## Task goal
Search the records for the string "Secure" and copy every line in which it appears.

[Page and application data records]

****************************************

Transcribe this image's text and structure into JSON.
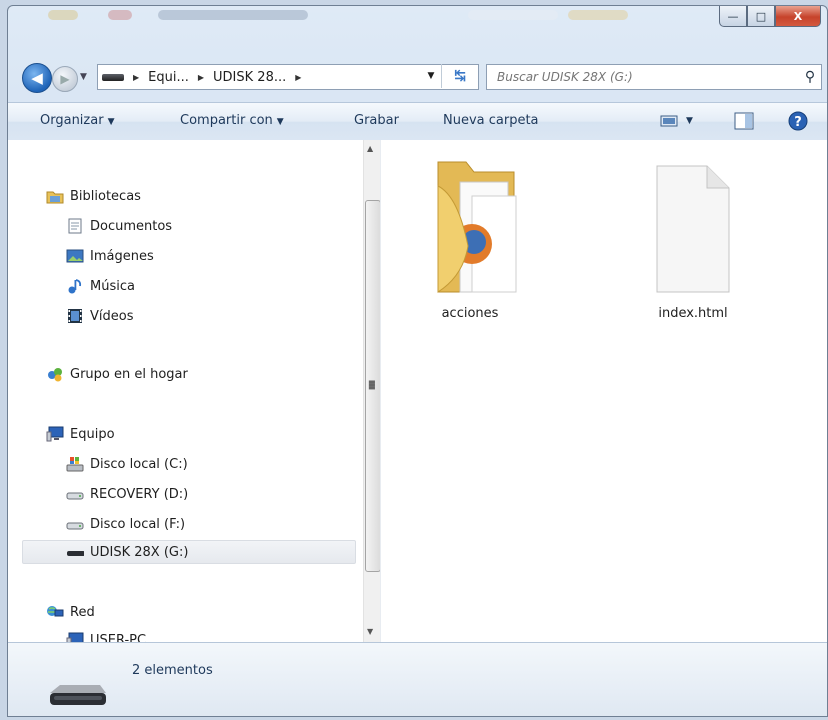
{
  "window": {
    "controls": {
      "minimize": "—",
      "maximize": "□",
      "close": "X"
    }
  },
  "address": {
    "segments": [
      "Equi...",
      "UDISK 28..."
    ],
    "search_placeholder": "Buscar UDISK 28X (G:)"
  },
  "toolbar": {
    "organize": "Organizar",
    "share": "Compartir con",
    "burn": "Grabar",
    "new_folder": "Nueva carpeta"
  },
  "nav": {
    "libraries": "Bibliotecas",
    "documents": "Documentos",
    "images": "Imágenes",
    "music": "Música",
    "videos": "Vídeos",
    "homegroup": "Grupo en el hogar",
    "computer": "Equipo",
    "drive_c": "Disco local (C:)",
    "drive_d": "RECOVERY (D:)",
    "drive_f": "Disco local (F:)",
    "drive_g": "UDISK 28X (G:)",
    "network": "Red",
    "user_pc": "USER-PC"
  },
  "files": [
    {
      "name": "acciones",
      "type": "folder"
    },
    {
      "name": "index.html",
      "type": "file"
    }
  ],
  "status": {
    "count": "2 elementos"
  },
  "colors": {
    "accent": "#1f64b8",
    "close": "#c6432b",
    "toolbar_text": "#1e395b"
  }
}
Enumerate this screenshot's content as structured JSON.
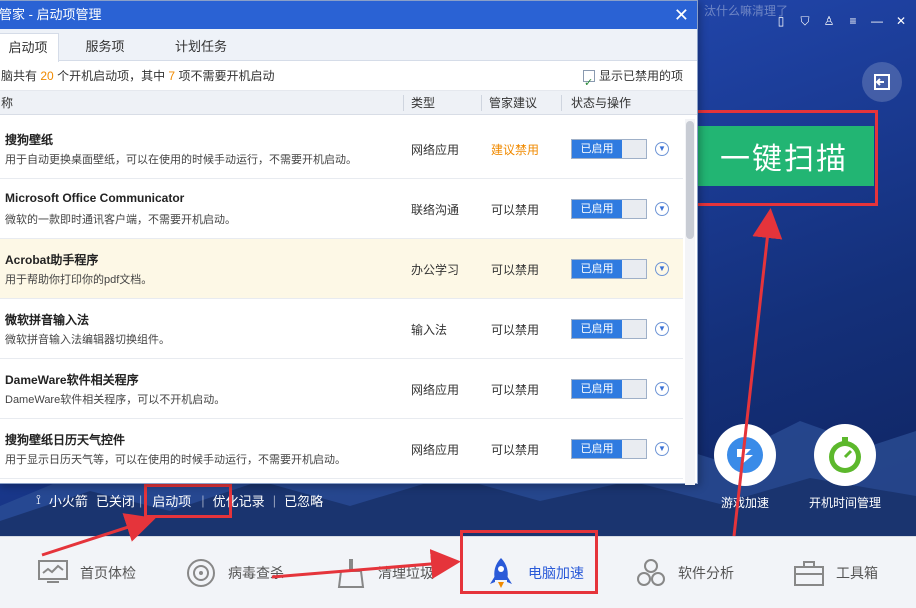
{
  "dialog": {
    "title": "管家 - 启动项管理",
    "close": "✕",
    "tabs": [
      "启动项",
      "服务项",
      "计划任务"
    ],
    "info": {
      "prefix": "脑共有",
      "total": "20",
      "mid": "个开机启动项，其中",
      "unneeded": "7",
      "suffix": "项不需要开机启动"
    },
    "show_disabled": "显示已禁用的项",
    "columns": {
      "name": "称",
      "type": "类型",
      "advice": "管家建议",
      "status": "状态与操作"
    },
    "rows": [
      {
        "name": "搜狗壁纸",
        "desc": "用于自动更换桌面壁纸，可以在使用的时候手动运行，不需要开机启动。",
        "type": "网络应用",
        "advice": "建议禁用",
        "status": "已启用"
      },
      {
        "name": "Microsoft Office Communicator",
        "desc": "微软的一款即时通讯客户端，不需要开机启动。",
        "type": "联络沟通",
        "advice": "可以禁用",
        "status": "已启用"
      },
      {
        "name": "Acrobat助手程序",
        "desc": "用于帮助你打印你的pdf文档。",
        "type": "办公学习",
        "advice": "可以禁用",
        "status": "已启用"
      },
      {
        "name": "微软拼音输入法",
        "desc": "微软拼音输入法编辑器切换组件。",
        "type": "输入法",
        "advice": "可以禁用",
        "status": "已启用"
      },
      {
        "name": "DameWare软件相关程序",
        "desc": "DameWare软件相关程序，可以不开机启动。",
        "type": "网络应用",
        "advice": "可以禁用",
        "status": "已启用"
      },
      {
        "name": "搜狗壁纸日历天气控件",
        "desc": "用于显示日历天气等，可以在使用的时候手动运行，不需要开机启动。",
        "type": "网络应用",
        "advice": "可以禁用",
        "status": "已启用"
      }
    ]
  },
  "app": {
    "topbar_faint": "汰什么嘛清理了",
    "scan_button": "一键扫描",
    "tools": [
      {
        "label": "游戏加速",
        "icon": "game-boost-icon"
      },
      {
        "label": "开机时间管理",
        "icon": "stopwatch-icon"
      }
    ],
    "status_strip": {
      "rocket": "小火箭",
      "closed": "已关闭",
      "startup": "启动项",
      "optimize": "优化记录",
      "ignored": "已忽略"
    },
    "nav": [
      {
        "label": "首页体检",
        "icon": "monitor-check-icon"
      },
      {
        "label": "病毒查杀",
        "icon": "virus-scan-icon"
      },
      {
        "label": "清理垃圾",
        "icon": "broom-icon"
      },
      {
        "label": "电脑加速",
        "icon": "rocket-icon",
        "active": true
      },
      {
        "label": "软件分析",
        "icon": "fan-icon"
      },
      {
        "label": "工具箱",
        "icon": "toolbox-icon"
      }
    ]
  },
  "colors": {
    "accent": "#2a62d4",
    "scan_green": "#22b573",
    "annotation_red": "#e5343b",
    "warn_orange": "#f08a00"
  }
}
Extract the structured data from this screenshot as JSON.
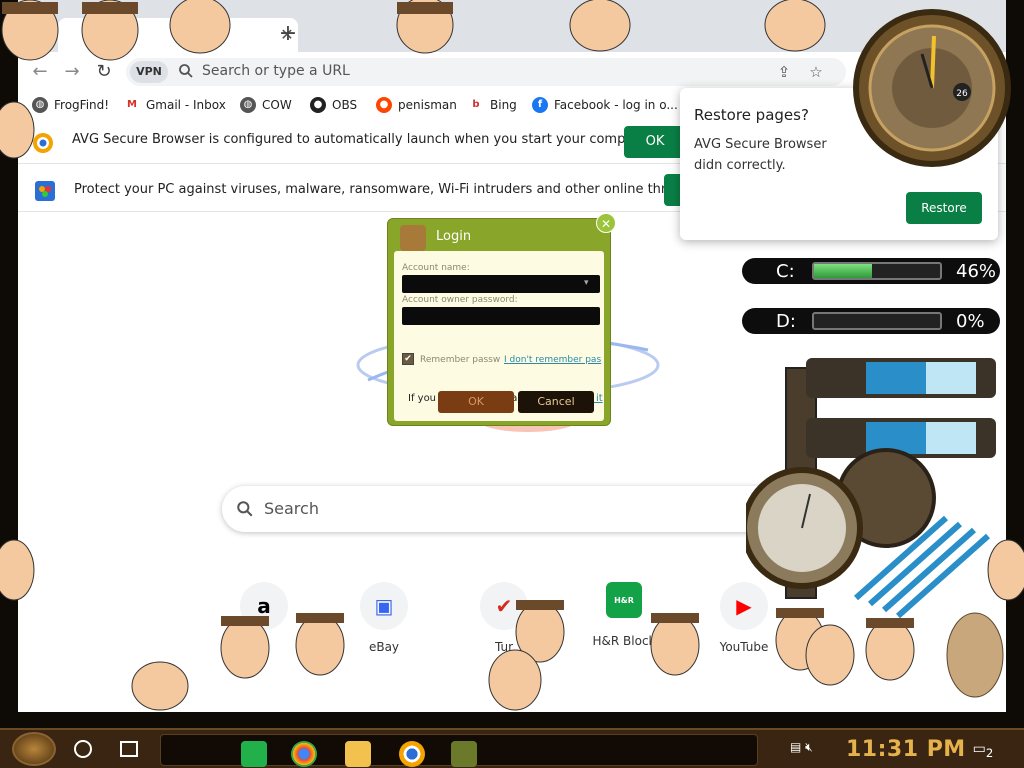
{
  "toolbar": {
    "vpn_label": "VPN",
    "omnibox_placeholder": "Search or type a URL"
  },
  "bookmarks": [
    {
      "label": "FrogFind!",
      "icon": "globe-icon"
    },
    {
      "label": "Gmail - Inbox",
      "icon": "gmail-icon"
    },
    {
      "label": "COW",
      "icon": "globe-icon"
    },
    {
      "label": "OBS",
      "icon": "github-icon"
    },
    {
      "label": "penisman",
      "icon": "reddit-icon"
    },
    {
      "label": "Bing",
      "icon": "bing-icon"
    },
    {
      "label": "Facebook - log in o...",
      "icon": "facebook-icon"
    }
  ],
  "infobars": [
    {
      "message": "AVG Secure Browser is configured to automatically launch when you start your computer.",
      "button": "OK"
    },
    {
      "message": "Protect your PC against viruses, malware, ransomware, Wi-Fi intruders and other online threats",
      "button": ""
    }
  ],
  "ntp": {
    "search_placeholder": "Search",
    "tiles": [
      {
        "name": "",
        "icon": "amazon-icon"
      },
      {
        "name": "eBay",
        "icon": "ebay-icon"
      },
      {
        "name": "Tur",
        "icon": "turbotax-icon"
      },
      {
        "name": "H&R Block",
        "icon": "hrblock-icon"
      },
      {
        "name": "YouTube",
        "icon": "youtube-icon"
      }
    ]
  },
  "restore_popup": {
    "title": "Restore pages?",
    "body": "AVG Secure Browser didn correctly.",
    "button": "Restore"
  },
  "login_dialog": {
    "title": "Login",
    "account_name_label": "Account name:",
    "password_label": "Account owner password:",
    "remember_label": "Remember passw",
    "forgot_link": "I don't remember pas",
    "no_account_text": "If you don't have an account -",
    "create_link": "create it",
    "ok_button": "OK",
    "cancel_button": "Cancel"
  },
  "drives": [
    {
      "letter": "C:",
      "percent_text": "46%",
      "fill_fraction": 0.46
    },
    {
      "letter": "D:",
      "percent_text": "0%",
      "fill_fraction": 0.0
    }
  ],
  "clock_widget": {
    "day": "26"
  },
  "taskbar": {
    "time": "11:31 PM",
    "notification_count": "2"
  },
  "colors": {
    "accent_green": "#0a7f45",
    "clock_gold": "#e6b24c"
  }
}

****************************************

## Result
      "message": "AVG Secure Browser is configured to automatically launch when you start your computer.",
    "body": "AVG Secure Browser didn correctly.",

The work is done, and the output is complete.